__Stated task__.
Where a line holds the word "Sales", copy that line.

__Supplied data__.
-=-=-=-=-
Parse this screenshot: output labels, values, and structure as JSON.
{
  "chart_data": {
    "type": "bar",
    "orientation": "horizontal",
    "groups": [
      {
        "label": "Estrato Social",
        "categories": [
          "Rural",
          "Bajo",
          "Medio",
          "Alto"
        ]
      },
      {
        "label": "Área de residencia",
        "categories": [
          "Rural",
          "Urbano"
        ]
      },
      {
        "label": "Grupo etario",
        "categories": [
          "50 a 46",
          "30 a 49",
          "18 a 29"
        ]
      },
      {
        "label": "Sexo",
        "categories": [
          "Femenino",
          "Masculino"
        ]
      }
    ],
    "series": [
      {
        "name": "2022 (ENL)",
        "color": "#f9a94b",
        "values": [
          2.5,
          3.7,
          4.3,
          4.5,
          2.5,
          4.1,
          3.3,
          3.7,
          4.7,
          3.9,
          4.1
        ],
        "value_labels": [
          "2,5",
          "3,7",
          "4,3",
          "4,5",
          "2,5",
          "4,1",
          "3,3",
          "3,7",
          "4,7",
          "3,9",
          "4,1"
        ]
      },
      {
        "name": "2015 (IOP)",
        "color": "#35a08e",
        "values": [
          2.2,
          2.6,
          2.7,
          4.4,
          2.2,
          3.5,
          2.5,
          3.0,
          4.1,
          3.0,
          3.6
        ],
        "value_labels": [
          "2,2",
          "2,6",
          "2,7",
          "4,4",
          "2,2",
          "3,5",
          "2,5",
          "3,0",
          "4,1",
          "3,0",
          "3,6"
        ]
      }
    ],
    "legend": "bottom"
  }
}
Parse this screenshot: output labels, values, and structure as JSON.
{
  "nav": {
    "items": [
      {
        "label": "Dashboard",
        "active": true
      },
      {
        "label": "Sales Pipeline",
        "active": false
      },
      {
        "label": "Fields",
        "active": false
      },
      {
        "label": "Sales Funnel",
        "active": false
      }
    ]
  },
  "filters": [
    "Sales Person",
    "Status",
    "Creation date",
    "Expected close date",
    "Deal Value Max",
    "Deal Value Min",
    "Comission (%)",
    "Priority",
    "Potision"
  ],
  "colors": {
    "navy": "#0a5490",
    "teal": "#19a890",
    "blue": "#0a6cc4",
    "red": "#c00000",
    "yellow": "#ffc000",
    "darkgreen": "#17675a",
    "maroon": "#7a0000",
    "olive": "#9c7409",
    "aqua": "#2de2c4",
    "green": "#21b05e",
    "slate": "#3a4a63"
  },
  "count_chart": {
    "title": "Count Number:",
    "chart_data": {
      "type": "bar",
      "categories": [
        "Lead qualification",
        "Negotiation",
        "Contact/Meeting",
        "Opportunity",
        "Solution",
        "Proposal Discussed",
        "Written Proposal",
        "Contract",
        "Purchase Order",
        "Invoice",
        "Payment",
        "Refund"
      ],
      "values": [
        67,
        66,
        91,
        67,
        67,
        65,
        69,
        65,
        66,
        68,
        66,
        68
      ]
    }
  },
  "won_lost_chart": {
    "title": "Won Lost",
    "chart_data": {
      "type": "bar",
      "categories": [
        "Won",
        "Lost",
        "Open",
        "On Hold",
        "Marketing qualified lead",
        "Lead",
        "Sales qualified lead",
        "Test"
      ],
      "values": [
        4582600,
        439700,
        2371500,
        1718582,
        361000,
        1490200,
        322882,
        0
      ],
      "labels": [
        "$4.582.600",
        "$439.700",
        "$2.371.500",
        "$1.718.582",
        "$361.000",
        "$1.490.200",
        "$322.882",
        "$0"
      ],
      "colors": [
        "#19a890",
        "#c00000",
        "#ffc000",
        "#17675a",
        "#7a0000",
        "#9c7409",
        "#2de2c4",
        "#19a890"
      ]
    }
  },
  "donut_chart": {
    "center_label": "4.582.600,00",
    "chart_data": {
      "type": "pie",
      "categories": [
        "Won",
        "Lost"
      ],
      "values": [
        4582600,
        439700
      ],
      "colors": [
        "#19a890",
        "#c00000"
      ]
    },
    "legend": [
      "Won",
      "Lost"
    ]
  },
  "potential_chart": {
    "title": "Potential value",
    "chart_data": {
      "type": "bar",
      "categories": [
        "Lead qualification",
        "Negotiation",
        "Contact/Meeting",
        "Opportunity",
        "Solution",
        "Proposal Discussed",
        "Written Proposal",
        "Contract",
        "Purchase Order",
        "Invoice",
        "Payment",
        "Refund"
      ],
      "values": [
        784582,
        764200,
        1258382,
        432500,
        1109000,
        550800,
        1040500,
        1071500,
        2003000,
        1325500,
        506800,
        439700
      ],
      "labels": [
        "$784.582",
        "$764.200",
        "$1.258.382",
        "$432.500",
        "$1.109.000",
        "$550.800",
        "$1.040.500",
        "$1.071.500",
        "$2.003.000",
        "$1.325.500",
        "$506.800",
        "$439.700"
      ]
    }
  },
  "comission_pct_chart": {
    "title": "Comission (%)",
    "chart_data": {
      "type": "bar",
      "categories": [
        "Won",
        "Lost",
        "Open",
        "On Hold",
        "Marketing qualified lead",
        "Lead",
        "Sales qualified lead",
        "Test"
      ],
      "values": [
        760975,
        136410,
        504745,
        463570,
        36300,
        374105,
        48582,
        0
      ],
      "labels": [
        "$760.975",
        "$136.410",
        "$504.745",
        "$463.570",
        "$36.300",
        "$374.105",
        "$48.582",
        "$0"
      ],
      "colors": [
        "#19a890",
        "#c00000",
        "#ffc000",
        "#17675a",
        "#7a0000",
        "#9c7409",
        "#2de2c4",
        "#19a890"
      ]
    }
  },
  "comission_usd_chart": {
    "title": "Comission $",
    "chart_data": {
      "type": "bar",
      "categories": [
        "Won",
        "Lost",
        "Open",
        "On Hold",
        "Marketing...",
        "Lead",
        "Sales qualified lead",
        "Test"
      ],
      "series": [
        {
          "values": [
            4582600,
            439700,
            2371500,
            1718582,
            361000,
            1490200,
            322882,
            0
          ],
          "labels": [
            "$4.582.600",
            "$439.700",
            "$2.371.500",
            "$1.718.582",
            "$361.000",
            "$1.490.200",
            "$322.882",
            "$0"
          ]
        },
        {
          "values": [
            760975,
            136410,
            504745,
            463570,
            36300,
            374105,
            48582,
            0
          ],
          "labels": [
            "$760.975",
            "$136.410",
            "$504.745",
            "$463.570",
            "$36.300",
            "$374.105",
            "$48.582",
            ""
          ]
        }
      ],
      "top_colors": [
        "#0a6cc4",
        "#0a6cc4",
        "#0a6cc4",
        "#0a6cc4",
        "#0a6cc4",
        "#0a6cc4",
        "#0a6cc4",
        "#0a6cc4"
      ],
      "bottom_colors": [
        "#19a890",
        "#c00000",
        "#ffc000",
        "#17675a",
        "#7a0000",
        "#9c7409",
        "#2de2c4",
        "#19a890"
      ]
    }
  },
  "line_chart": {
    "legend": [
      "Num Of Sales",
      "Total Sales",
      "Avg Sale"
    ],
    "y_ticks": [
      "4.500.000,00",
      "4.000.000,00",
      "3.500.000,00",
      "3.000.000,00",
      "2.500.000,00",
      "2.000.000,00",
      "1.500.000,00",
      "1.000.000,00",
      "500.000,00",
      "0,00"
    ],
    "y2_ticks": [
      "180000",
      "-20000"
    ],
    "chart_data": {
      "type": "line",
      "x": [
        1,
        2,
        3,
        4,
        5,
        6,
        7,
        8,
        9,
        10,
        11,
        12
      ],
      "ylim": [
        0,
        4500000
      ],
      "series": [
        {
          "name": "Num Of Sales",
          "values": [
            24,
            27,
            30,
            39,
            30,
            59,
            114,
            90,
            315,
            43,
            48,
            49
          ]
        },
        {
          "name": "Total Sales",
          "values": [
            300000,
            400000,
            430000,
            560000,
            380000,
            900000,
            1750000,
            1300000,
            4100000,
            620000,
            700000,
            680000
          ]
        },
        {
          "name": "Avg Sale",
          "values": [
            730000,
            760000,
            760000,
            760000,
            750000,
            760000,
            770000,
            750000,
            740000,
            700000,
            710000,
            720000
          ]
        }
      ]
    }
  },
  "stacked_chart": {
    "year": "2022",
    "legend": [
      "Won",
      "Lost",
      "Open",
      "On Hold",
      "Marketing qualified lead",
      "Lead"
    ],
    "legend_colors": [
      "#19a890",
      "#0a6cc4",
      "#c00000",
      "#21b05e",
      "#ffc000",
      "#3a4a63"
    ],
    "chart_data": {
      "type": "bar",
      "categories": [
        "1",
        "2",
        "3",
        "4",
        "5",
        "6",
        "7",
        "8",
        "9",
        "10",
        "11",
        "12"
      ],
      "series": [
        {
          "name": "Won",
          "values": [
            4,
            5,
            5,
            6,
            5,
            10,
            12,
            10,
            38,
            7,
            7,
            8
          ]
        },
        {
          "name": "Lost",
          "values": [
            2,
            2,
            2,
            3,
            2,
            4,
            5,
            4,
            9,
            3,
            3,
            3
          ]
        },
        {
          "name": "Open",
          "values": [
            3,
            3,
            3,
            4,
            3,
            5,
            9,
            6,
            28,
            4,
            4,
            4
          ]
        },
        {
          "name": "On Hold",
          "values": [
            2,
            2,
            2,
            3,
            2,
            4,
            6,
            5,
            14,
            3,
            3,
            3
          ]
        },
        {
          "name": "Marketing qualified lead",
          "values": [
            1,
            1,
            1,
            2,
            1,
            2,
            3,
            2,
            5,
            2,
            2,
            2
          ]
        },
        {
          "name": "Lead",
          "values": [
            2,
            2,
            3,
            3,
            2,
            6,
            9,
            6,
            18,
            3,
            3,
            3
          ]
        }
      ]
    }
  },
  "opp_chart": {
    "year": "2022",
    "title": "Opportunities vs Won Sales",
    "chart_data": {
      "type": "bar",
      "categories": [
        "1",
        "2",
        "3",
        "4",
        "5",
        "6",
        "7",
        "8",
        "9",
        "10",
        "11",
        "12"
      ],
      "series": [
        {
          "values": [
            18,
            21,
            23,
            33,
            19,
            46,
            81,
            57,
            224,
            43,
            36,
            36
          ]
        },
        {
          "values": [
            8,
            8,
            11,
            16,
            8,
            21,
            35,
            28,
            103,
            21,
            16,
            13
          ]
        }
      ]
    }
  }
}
-=-=-=-=-
__Result for this exercise__.
        "label": "Sales Pipeline",
        "label": "Sales Funnel",
    "Sales Person",
        "Sales qualified lead",
        "Sales qualified lead",
        "Sales qualified lead",
      "Num Of Sales",
      "Total Sales",
          "name": "Num Of Sales",
          "name": "Total Sales",
    "title": "Opportunities vs Won Sales",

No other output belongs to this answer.